#### Data provided
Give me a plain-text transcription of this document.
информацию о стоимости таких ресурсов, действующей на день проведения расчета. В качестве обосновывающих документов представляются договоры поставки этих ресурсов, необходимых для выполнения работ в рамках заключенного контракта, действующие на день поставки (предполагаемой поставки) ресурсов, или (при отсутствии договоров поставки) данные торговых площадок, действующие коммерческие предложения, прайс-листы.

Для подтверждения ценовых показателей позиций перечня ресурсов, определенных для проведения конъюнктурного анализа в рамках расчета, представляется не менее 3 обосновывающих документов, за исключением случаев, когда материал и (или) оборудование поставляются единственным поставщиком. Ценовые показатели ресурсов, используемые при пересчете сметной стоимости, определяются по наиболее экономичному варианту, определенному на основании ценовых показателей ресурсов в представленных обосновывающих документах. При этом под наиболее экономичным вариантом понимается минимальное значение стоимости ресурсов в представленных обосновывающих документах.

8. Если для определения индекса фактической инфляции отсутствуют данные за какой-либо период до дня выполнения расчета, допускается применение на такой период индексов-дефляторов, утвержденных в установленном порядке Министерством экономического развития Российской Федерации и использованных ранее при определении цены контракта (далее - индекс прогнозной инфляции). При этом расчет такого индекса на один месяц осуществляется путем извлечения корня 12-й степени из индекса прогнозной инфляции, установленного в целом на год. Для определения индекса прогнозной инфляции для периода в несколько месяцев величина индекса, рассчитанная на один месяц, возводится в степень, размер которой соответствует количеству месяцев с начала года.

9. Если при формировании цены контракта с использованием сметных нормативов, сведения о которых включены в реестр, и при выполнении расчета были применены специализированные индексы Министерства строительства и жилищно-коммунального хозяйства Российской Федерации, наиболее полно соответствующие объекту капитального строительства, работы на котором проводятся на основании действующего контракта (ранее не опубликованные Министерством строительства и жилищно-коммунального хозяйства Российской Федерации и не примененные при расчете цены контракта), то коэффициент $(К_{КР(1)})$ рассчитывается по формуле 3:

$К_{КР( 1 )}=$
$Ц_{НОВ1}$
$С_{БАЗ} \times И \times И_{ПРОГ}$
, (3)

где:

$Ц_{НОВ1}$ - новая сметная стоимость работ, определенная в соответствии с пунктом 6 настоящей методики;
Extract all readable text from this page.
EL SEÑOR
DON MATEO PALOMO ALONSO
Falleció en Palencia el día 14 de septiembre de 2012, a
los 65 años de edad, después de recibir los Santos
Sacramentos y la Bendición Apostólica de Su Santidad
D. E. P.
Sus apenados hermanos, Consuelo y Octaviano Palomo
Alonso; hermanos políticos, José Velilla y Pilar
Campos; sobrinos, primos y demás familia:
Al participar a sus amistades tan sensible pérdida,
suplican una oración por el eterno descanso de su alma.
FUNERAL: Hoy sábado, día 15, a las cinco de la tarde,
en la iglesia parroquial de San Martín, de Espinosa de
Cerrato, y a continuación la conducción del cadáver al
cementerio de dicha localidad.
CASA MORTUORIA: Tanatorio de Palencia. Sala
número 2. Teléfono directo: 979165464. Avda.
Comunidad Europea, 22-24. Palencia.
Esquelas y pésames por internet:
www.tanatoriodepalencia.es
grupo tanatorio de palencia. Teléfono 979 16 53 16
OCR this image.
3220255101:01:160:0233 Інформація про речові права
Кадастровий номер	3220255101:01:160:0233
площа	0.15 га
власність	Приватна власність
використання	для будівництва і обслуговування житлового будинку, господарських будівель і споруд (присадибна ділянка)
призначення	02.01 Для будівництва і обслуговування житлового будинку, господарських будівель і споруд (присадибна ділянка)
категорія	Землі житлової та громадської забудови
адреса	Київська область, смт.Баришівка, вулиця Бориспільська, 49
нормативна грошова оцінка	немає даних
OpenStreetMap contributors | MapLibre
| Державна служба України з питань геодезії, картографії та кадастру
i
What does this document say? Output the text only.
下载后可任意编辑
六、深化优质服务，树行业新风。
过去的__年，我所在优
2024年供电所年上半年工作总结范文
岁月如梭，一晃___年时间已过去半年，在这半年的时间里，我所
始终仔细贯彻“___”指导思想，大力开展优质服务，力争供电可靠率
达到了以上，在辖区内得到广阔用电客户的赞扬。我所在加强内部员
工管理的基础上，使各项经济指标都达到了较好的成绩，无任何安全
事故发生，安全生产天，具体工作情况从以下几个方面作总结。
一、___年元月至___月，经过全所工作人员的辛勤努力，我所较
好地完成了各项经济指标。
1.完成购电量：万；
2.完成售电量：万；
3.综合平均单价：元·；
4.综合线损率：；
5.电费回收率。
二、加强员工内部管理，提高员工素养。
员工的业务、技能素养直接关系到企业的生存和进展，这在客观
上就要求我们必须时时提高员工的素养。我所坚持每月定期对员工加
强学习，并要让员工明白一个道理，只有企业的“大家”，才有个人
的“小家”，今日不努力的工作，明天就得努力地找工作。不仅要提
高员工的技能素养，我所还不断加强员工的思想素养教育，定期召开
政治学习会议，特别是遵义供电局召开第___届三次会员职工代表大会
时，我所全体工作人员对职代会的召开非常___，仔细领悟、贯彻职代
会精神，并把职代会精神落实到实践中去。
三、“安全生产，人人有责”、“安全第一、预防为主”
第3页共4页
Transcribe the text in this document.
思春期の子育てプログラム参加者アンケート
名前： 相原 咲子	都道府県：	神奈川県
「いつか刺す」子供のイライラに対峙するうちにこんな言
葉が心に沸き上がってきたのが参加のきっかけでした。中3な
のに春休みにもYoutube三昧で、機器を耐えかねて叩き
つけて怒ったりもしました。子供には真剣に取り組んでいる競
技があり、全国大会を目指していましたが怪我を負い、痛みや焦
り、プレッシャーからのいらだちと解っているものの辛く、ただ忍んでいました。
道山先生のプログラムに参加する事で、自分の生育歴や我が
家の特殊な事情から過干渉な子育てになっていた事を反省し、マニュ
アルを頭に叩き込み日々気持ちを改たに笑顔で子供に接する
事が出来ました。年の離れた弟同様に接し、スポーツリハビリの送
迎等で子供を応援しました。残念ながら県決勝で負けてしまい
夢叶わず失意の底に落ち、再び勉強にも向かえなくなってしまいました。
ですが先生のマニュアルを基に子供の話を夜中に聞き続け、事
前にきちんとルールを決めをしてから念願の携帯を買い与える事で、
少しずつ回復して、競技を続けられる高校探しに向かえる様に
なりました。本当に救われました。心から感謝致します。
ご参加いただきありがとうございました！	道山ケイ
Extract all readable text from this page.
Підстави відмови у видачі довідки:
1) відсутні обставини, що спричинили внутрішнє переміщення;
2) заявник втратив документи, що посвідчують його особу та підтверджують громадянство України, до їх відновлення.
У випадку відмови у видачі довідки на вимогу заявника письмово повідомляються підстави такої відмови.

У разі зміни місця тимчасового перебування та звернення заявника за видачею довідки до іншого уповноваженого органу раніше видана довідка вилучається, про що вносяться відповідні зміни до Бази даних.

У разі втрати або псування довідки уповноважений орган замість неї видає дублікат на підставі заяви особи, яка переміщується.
########
Stated goal
Extract the full set of entries word for word.

The solution
Give me a plain-text transcription of this document.
информацию о стоимости таких ресурсов, действующей на день проведения расчета. В качестве обосновывающих документов представляются договоры поставки этих ресурсов, необходимых для выполнения работ в рамках заключенного контракта, действующие на день поставки (предполагаемой поставки) ресурсов, или (при отсутствии договоров поставки) данные торговых площадок, действующие коммерческие предложения, прайс-листы.

Для подтверждения ценовых показателей позиций перечня ресурсов, определенных для проведения конъюнктурного анализа в рамках расчета, представляется не менее 3 обосновывающих документов, за исключением случаев, когда материал и (или) оборудование поставляются единственным поставщиком. Ценовые показатели ресурсов, используемые при пересчете сметной стоимости, определяются по наиболее экономичному варианту, определенному на основании ценовых показателей ресурсов в представленных обосновывающих документах. При этом под наиболее экономичным вариантом понимается минимальное значение стоимости ресурсов в представленных обосновывающих документах.

8. Если для определения индекса фактической инфляции отсутствуют данные за какой-либо период до дня выполнения расчета, допускается применение на такой период индексов-дефляторов, утвержденных в установленном порядке Министерством экономического развития Российской Федерации и использованных ранее при определении цены контракта (далее - индекс прогнозной инфляции). При этом расчет такого индекса на один месяц осуществляется путем извлечения корня 12-й степени из индекса прогнозной инфляции, установленного в целом на год. Для определения индекса прогнозной инфляции для периода в несколько месяцев величина индекса, рассчитанная на один месяц, возводится в степень, размер которой соответствует количеству месяцев с начала года.

9. Если при формировании цены контракта с использованием сметных нормативов, сведения о которых включены в реестр, и при выполнении расчета были применены специализированные индексы Министерства строительства и жилищно-коммунального хозяйства Российской Федерации, наиболее полно соответствующие объекту капитального строительства, работы на котором проводятся на основании действующего контракта (ранее не опубликованные Министерством строительства и жилищно-коммунального хозяйства Российской Федерации и не примененные при расчете цены контракта), то коэффициент $(К_{КР(1)})$ рассчитывается по формуле 3:

$К_{КР( 1 )}=$
$Ц_{НОВ1}$
$С_{БАЗ} \times И \times И_{ПРОГ}$
, (3)

где:

$Ц_{НОВ1}$ - новая сметная стоимость работ, определенная в соответствии с пунктом 6 настоящей методики;
Extract all readable text from this page.
EL SEÑOR
DON MATEO PALOMO ALONSO
Falleció en Palencia el día 14 de septiembre de 2012, a
los 65 años de edad, después de recibir los Santos
Sacramentos y la Bendición Apostólica de Su Santidad
D. E. P.
Sus apenados hermanos, Consuelo y Octaviano Palomo
Alonso; hermanos políticos, José Velilla y Pilar
Campos; sobrinos, primos y demás familia:
Al participar a sus amistades tan sensible pérdida,
suplican una oración por el eterno descanso de su alma.
FUNERAL: Hoy sábado, día 15, a las cinco de la tarde,
en la iglesia parroquial de San Martín, de Espinosa de
Cerrato, y a continuación la conducción del cadáver al
cementerio de dicha localidad.
CASA MORTUORIA: Tanatorio de Palencia. Sala
número 2. Teléfono directo: 979165464. Avda.
Comunidad Europea, 22-24. Palencia.
Esquelas y pésames por internet:
www.tanatoriodepalencia.es
grupo tanatorio de palencia. Teléfono 979 16 53 16
OCR this image.
3220255101:01:160:0233 Інформація про речові права
Кадастровий номер	3220255101:01:160:0233
площа	0.15 га
власність	Приватна власність
використання	для будівництва і обслуговування житлового будинку, господарських будівель і споруд (присадибна ділянка)
призначення	02.01 Для будівництва і обслуговування житлового будинку, господарських будівель і споруд (присадибна ділянка)
категорія	Землі житлової та громадської забудови
адреса	Київська область, смт.Баришівка, вулиця Бориспільська, 49
нормативна грошова оцінка	немає даних
OpenStreetMap contributors | MapLibre
| Державна служба України з питань геодезії, картографії та кадастру
i
What does this document say? Output the text only.
下载后可任意编辑
六、深化优质服务，树行业新风。
过去的__年，我所在优
2024年供电所年上半年工作总结范文
岁月如梭，一晃___年时间已过去半年，在这半年的时间里，我所
始终仔细贯彻“___”指导思想，大力开展优质服务，力争供电可靠率
达到了以上，在辖区内得到广阔用电客户的赞扬。我所在加强内部员
工管理的基础上，使各项经济指标都达到了较好的成绩，无任何安全
事故发生，安全生产天，具体工作情况从以下几个方面作总结。
一、___年元月至___月，经过全所工作人员的辛勤努力，我所较
好地完成了各项经济指标。
1.完成购电量：万；
2.完成售电量：万；
3.综合平均单价：元·；
4.综合线损率：；
5.电费回收率。
二、加强员工内部管理，提高员工素养。
员工的业务、技能素养直接关系到企业的生存和进展，这在客观
上就要求我们必须时时提高员工的素养。我所坚持每月定期对员工加
强学习，并要让员工明白一个道理，只有企业的“大家”，才有个人
的“小家”，今日不努力的工作，明天就得努力地找工作。不仅要提
高员工的技能素养，我所还不断加强员工的思想素养教育，定期召开
政治学习会议，特别是遵义供电局召开第___届三次会员职工代表大会
时，我所全体工作人员对职代会的召开非常___，仔细领悟、贯彻职代
会精神，并把职代会精神落实到实践中去。
三、“安全生产，人人有责”、“安全第一、预防为主”
第3页共4页
Transcribe the text in this document.
思春期の子育てプログラム参加者アンケート
名前： 相原 咲子	都道府県：	神奈川県
「いつか刺す」子供のイライラに対峙するうちにこんな言
葉が心に沸き上がってきたのが参加のきっかけでした。中3な
のに春休みにもYoutube三昧で、機器を耐えかねて叩き
つけて怒ったりもしました。子供には真剣に取り組んでいる競
技があり、全国大会を目指していましたが怪我を負い、痛みや焦
り、プレッシャーからのいらだちと解っているものの辛く、ただ忍んでいました。
道山先生のプログラムに参加する事で、自分の生育歴や我が
家の特殊な事情から過干渉な子育てになっていた事を反省し、マニュ
アルを頭に叩き込み日々気持ちを改たに笑顔で子供に接する
事が出来ました。年の離れた弟同様に接し、スポーツリハビリの送
迎等で子供を応援しました。残念ながら県決勝で負けてしまい
夢叶わず失意の底に落ち、再び勉強にも向かえなくなってしまいました。
ですが先生のマニュアルを基に子供の話を夜中に聞き続け、事
前にきちんとルールを決めをしてから念願の携帯を買い与える事で、
少しずつ回復して、競技を続けられる高校探しに向かえる様に
なりました。本当に救われました。心から感謝致します。
ご参加いただきありがとうございました！	道山ケイ
Extract all readable text from this page.
Підстави відмови у видачі довідки:
1) відсутні обставини, що спричинили внутрішнє переміщення;
2) заявник втратив документи, що посвідчують його особу та підтверджують громадянство України, до їх відновлення.
У випадку відмови у видачі довідки на вимогу заявника письмово повідомляються підстави такої відмови.

У разі зміни місця тимчасового перебування та звернення заявника за видачею довідки до іншого уповноваженого органу раніше видана довідка вилучається, про що вносяться відповідні зміни до Бази даних.

У разі втрати або псування довідки уповноважений орган замість неї видає дублікат на підставі заяви особи, яка переміщується.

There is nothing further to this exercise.